[Items from a figure collection]
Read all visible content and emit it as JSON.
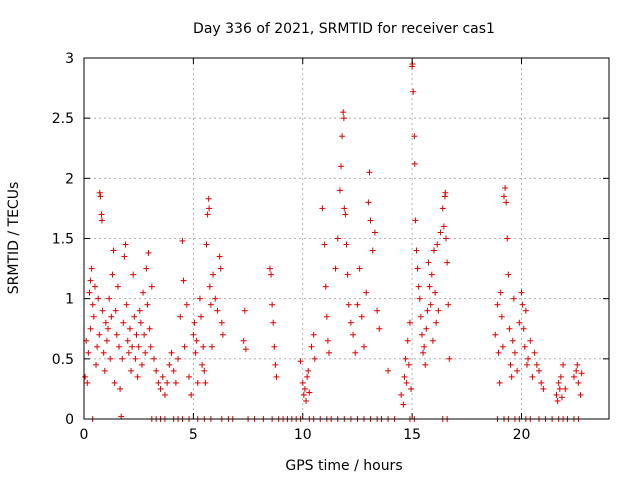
{
  "chart_data": {
    "type": "scatter",
    "title": "Day 336 of 2021, SRMTID for receiver cas1",
    "xlabel": "GPS time / hours",
    "ylabel": "SRMTID / TECUs",
    "xlim": [
      0,
      24
    ],
    "ylim": [
      0,
      3
    ],
    "xticks": [
      0,
      5,
      10,
      15,
      20
    ],
    "yticks": [
      0,
      0.5,
      1,
      1.5,
      2,
      2.5,
      3
    ],
    "xtick_labels": [
      "0",
      "5",
      "10",
      "15",
      "20"
    ],
    "ytick_labels": [
      "0",
      "0.5",
      "1",
      "1.5",
      "2",
      "2.5",
      "3"
    ],
    "grid": true,
    "legend": "none",
    "marker": "+",
    "color": "#dd0000",
    "series": [
      {
        "name": "cas1",
        "points": [
          [
            0.05,
            0.35
          ],
          [
            0.1,
            0.65
          ],
          [
            0.15,
            0.3
          ],
          [
            0.2,
            0.55
          ],
          [
            0.25,
            1.05
          ],
          [
            0.3,
            1.15
          ],
          [
            0.3,
            0.75
          ],
          [
            0.35,
            1.25
          ],
          [
            0.4,
            0.95
          ],
          [
            0.45,
            0.85
          ],
          [
            0.5,
            1.1
          ],
          [
            0.55,
            0.45
          ],
          [
            0.6,
            0.6
          ],
          [
            0.65,
            1.0
          ],
          [
            0.7,
            0.7
          ],
          [
            0.72,
            1.88
          ],
          [
            0.75,
            1.85
          ],
          [
            0.8,
            1.7
          ],
          [
            0.82,
            1.65
          ],
          [
            0.85,
            0.9
          ],
          [
            0.9,
            0.55
          ],
          [
            0.95,
            0.4
          ],
          [
            1.0,
            0.8
          ],
          [
            1.05,
            0.65
          ],
          [
            1.1,
            0.75
          ],
          [
            1.15,
            1.0
          ],
          [
            1.2,
            0.5
          ],
          [
            1.25,
            0.85
          ],
          [
            1.3,
            1.2
          ],
          [
            1.35,
            1.4
          ],
          [
            1.4,
            0.3
          ],
          [
            1.45,
            0.9
          ],
          [
            1.5,
            0.7
          ],
          [
            1.55,
            1.1
          ],
          [
            1.6,
            0.6
          ],
          [
            1.65,
            0.25
          ],
          [
            1.7,
            0.02
          ],
          [
            1.75,
            0.5
          ],
          [
            1.8,
            0.8
          ],
          [
            1.85,
            1.35
          ],
          [
            1.9,
            1.45
          ],
          [
            1.95,
            0.95
          ],
          [
            2.0,
            0.65
          ],
          [
            2.05,
            0.55
          ],
          [
            2.1,
            0.75
          ],
          [
            2.15,
            0.4
          ],
          [
            2.2,
            0.6
          ],
          [
            2.25,
            1.2
          ],
          [
            2.3,
            0.85
          ],
          [
            2.35,
            0.5
          ],
          [
            2.4,
            0.7
          ],
          [
            2.45,
            0.35
          ],
          [
            2.5,
            0.6
          ],
          [
            2.55,
            0.9
          ],
          [
            2.6,
            0.8
          ],
          [
            2.65,
            0.45
          ],
          [
            2.7,
            1.05
          ],
          [
            2.75,
            0.7
          ],
          [
            2.8,
            0.55
          ],
          [
            2.85,
            1.25
          ],
          [
            2.9,
            0.95
          ],
          [
            2.95,
            1.38
          ],
          [
            3.0,
            0.75
          ],
          [
            3.05,
            0.6
          ],
          [
            3.1,
            1.1
          ],
          [
            3.2,
            0.5
          ],
          [
            3.3,
            0.4
          ],
          [
            3.4,
            0.3
          ],
          [
            3.5,
            0.25
          ],
          [
            3.6,
            0.35
          ],
          [
            3.7,
            0.2
          ],
          [
            3.8,
            0.3
          ],
          [
            3.9,
            0.45
          ],
          [
            4.0,
            0.55
          ],
          [
            4.1,
            0.4
          ],
          [
            4.2,
            0.3
          ],
          [
            4.3,
            0.5
          ],
          [
            4.4,
            0.85
          ],
          [
            4.5,
            1.48
          ],
          [
            4.55,
            1.15
          ],
          [
            4.6,
            0.6
          ],
          [
            4.7,
            0.95
          ],
          [
            4.8,
            0.35
          ],
          [
            4.9,
            0.2
          ],
          [
            5.0,
            0.7
          ],
          [
            5.05,
            0.8
          ],
          [
            5.1,
            0.55
          ],
          [
            5.15,
            0.65
          ],
          [
            5.2,
            0.3
          ],
          [
            5.3,
            1.0
          ],
          [
            5.35,
            0.85
          ],
          [
            5.4,
            0.45
          ],
          [
            5.45,
            0.6
          ],
          [
            5.5,
            0.4
          ],
          [
            5.55,
            0.3
          ],
          [
            5.6,
            1.45
          ],
          [
            5.65,
            1.7
          ],
          [
            5.7,
            1.83
          ],
          [
            5.72,
            1.75
          ],
          [
            5.75,
            1.1
          ],
          [
            5.8,
            0.95
          ],
          [
            5.85,
            0.6
          ],
          [
            5.9,
            1.2
          ],
          [
            6.0,
            1.0
          ],
          [
            6.1,
            0.9
          ],
          [
            6.2,
            1.35
          ],
          [
            6.25,
            1.25
          ],
          [
            6.3,
            0.8
          ],
          [
            6.35,
            0.7
          ],
          [
            7.3,
            0.65
          ],
          [
            7.35,
            0.9
          ],
          [
            7.4,
            0.58
          ],
          [
            8.5,
            1.25
          ],
          [
            8.55,
            1.2
          ],
          [
            8.6,
            0.95
          ],
          [
            8.65,
            0.8
          ],
          [
            8.7,
            0.6
          ],
          [
            8.75,
            0.45
          ],
          [
            8.8,
            0.35
          ],
          [
            9.9,
            0.48
          ],
          [
            10.0,
            0.3
          ],
          [
            10.05,
            0.2
          ],
          [
            10.1,
            0.25
          ],
          [
            10.15,
            0.15
          ],
          [
            10.2,
            0.35
          ],
          [
            10.25,
            0.4
          ],
          [
            10.3,
            0.22
          ],
          [
            10.4,
            0.6
          ],
          [
            10.5,
            0.7
          ],
          [
            10.55,
            0.5
          ],
          [
            10.9,
            1.75
          ],
          [
            11.0,
            1.45
          ],
          [
            11.05,
            1.1
          ],
          [
            11.1,
            0.85
          ],
          [
            11.15,
            0.65
          ],
          [
            11.2,
            0.55
          ],
          [
            11.5,
            1.25
          ],
          [
            11.6,
            1.5
          ],
          [
            11.7,
            1.9
          ],
          [
            11.75,
            2.1
          ],
          [
            11.8,
            2.35
          ],
          [
            11.85,
            2.55
          ],
          [
            11.88,
            2.5
          ],
          [
            11.9,
            1.75
          ],
          [
            11.95,
            1.7
          ],
          [
            12.0,
            1.45
          ],
          [
            12.05,
            1.2
          ],
          [
            12.1,
            0.95
          ],
          [
            12.2,
            0.8
          ],
          [
            12.3,
            0.7
          ],
          [
            12.4,
            0.55
          ],
          [
            12.5,
            0.95
          ],
          [
            12.6,
            1.25
          ],
          [
            12.7,
            0.85
          ],
          [
            12.8,
            0.6
          ],
          [
            12.9,
            1.05
          ],
          [
            13.0,
            1.8
          ],
          [
            13.05,
            2.05
          ],
          [
            13.1,
            1.65
          ],
          [
            13.2,
            1.4
          ],
          [
            13.3,
            1.55
          ],
          [
            13.4,
            0.9
          ],
          [
            13.5,
            0.75
          ],
          [
            13.9,
            0.4
          ],
          [
            14.5,
            0.2
          ],
          [
            14.6,
            0.12
          ],
          [
            14.65,
            0.35
          ],
          [
            14.7,
            0.5
          ],
          [
            14.75,
            0.3
          ],
          [
            14.8,
            0.65
          ],
          [
            14.85,
            0.45
          ],
          [
            14.9,
            0.8
          ],
          [
            14.95,
            0.25
          ],
          [
            15.0,
            2.93
          ],
          [
            15.02,
            2.95
          ],
          [
            15.05,
            2.72
          ],
          [
            15.1,
            2.35
          ],
          [
            15.12,
            2.12
          ],
          [
            15.15,
            1.65
          ],
          [
            15.2,
            1.4
          ],
          [
            15.25,
            1.25
          ],
          [
            15.3,
            1.1
          ],
          [
            15.35,
            1.0
          ],
          [
            15.4,
            0.85
          ],
          [
            15.45,
            0.7
          ],
          [
            15.5,
            0.55
          ],
          [
            15.55,
            0.6
          ],
          [
            15.6,
            0.45
          ],
          [
            15.65,
            0.75
          ],
          [
            15.7,
            0.9
          ],
          [
            15.75,
            1.3
          ],
          [
            15.8,
            1.1
          ],
          [
            15.85,
            0.95
          ],
          [
            15.9,
            1.2
          ],
          [
            15.95,
            0.65
          ],
          [
            16.0,
            1.4
          ],
          [
            16.05,
            1.05
          ],
          [
            16.1,
            0.8
          ],
          [
            16.15,
            1.45
          ],
          [
            16.2,
            0.9
          ],
          [
            16.3,
            1.55
          ],
          [
            16.4,
            1.75
          ],
          [
            16.45,
            1.6
          ],
          [
            16.5,
            1.85
          ],
          [
            16.52,
            1.88
          ],
          [
            16.55,
            1.5
          ],
          [
            16.6,
            1.3
          ],
          [
            16.65,
            0.95
          ],
          [
            16.7,
            0.5
          ],
          [
            18.8,
            0.7
          ],
          [
            18.9,
            0.95
          ],
          [
            18.95,
            0.55
          ],
          [
            19.0,
            0.3
          ],
          [
            19.05,
            1.05
          ],
          [
            19.1,
            0.85
          ],
          [
            19.15,
            0.6
          ],
          [
            19.2,
            1.85
          ],
          [
            19.25,
            1.92
          ],
          [
            19.3,
            1.8
          ],
          [
            19.35,
            1.5
          ],
          [
            19.4,
            1.2
          ],
          [
            19.45,
            0.75
          ],
          [
            19.5,
            0.45
          ],
          [
            19.55,
            0.35
          ],
          [
            19.6,
            0.65
          ],
          [
            19.65,
            1.0
          ],
          [
            19.7,
            0.55
          ],
          [
            19.8,
            0.4
          ],
          [
            19.9,
            0.8
          ],
          [
            20.0,
            1.05
          ],
          [
            20.05,
            0.95
          ],
          [
            20.1,
            0.75
          ],
          [
            20.15,
            0.6
          ],
          [
            20.2,
            0.9
          ],
          [
            20.25,
            0.45
          ],
          [
            20.3,
            0.5
          ],
          [
            20.4,
            0.65
          ],
          [
            20.5,
            0.35
          ],
          [
            20.6,
            0.55
          ],
          [
            20.7,
            0.45
          ],
          [
            20.8,
            0.4
          ],
          [
            20.9,
            0.3
          ],
          [
            21.0,
            0.25
          ],
          [
            21.6,
            0.2
          ],
          [
            21.65,
            0.15
          ],
          [
            21.7,
            0.3
          ],
          [
            21.75,
            0.25
          ],
          [
            21.8,
            0.35
          ],
          [
            21.85,
            0.18
          ],
          [
            21.9,
            0.45
          ],
          [
            22.0,
            0.25
          ],
          [
            22.4,
            0.35
          ],
          [
            22.5,
            0.4
          ],
          [
            22.55,
            0.45
          ],
          [
            22.6,
            0.3
          ],
          [
            22.7,
            0.2
          ],
          [
            22.75,
            0.38
          ],
          [
            0.4,
            0
          ],
          [
            3.1,
            0
          ],
          [
            3.3,
            0
          ],
          [
            3.5,
            0
          ],
          [
            3.7,
            0
          ],
          [
            4.1,
            0
          ],
          [
            4.3,
            0
          ],
          [
            4.5,
            0
          ],
          [
            4.8,
            0
          ],
          [
            5.2,
            0
          ],
          [
            5.5,
            0
          ],
          [
            5.8,
            0
          ],
          [
            6.3,
            0
          ],
          [
            6.6,
            0
          ],
          [
            6.8,
            0
          ],
          [
            7.5,
            0
          ],
          [
            7.8,
            0
          ],
          [
            8.2,
            0
          ],
          [
            8.6,
            0
          ],
          [
            8.9,
            0
          ],
          [
            9.1,
            0
          ],
          [
            9.3,
            0
          ],
          [
            9.5,
            0
          ],
          [
            9.7,
            0
          ],
          [
            9.9,
            0
          ],
          [
            10.3,
            0
          ],
          [
            10.5,
            0
          ],
          [
            10.8,
            0
          ],
          [
            11.1,
            0
          ],
          [
            11.3,
            0
          ],
          [
            11.6,
            0
          ],
          [
            11.9,
            0
          ],
          [
            12.2,
            0
          ],
          [
            12.5,
            0
          ],
          [
            12.8,
            0
          ],
          [
            13.1,
            0
          ],
          [
            13.4,
            0
          ],
          [
            13.6,
            0
          ],
          [
            13.9,
            0
          ],
          [
            14.2,
            0
          ],
          [
            14.9,
            0
          ],
          [
            15.1,
            0
          ],
          [
            16.4,
            0
          ],
          [
            16.6,
            0
          ],
          [
            18.9,
            0
          ],
          [
            19.2,
            0
          ],
          [
            19.4,
            0
          ],
          [
            19.7,
            0
          ],
          [
            19.9,
            0
          ],
          [
            20.2,
            0
          ],
          [
            20.4,
            0
          ],
          [
            20.8,
            0
          ],
          [
            21.1,
            0
          ],
          [
            21.4,
            0
          ],
          [
            21.7,
            0
          ],
          [
            21.9,
            0
          ],
          [
            22.1,
            0
          ],
          [
            22.4,
            0
          ],
          [
            22.6,
            0
          ]
        ]
      }
    ]
  }
}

## [TASK TO CARRY OUT]
Show the lines where the word "SRMTID" appears in the entries.

## [RESULT FOR THIS EXERCISE]
    "title": "Day 336 of 2021, SRMTID for receiver cas1",
    "ylabel": "SRMTID / TECUs",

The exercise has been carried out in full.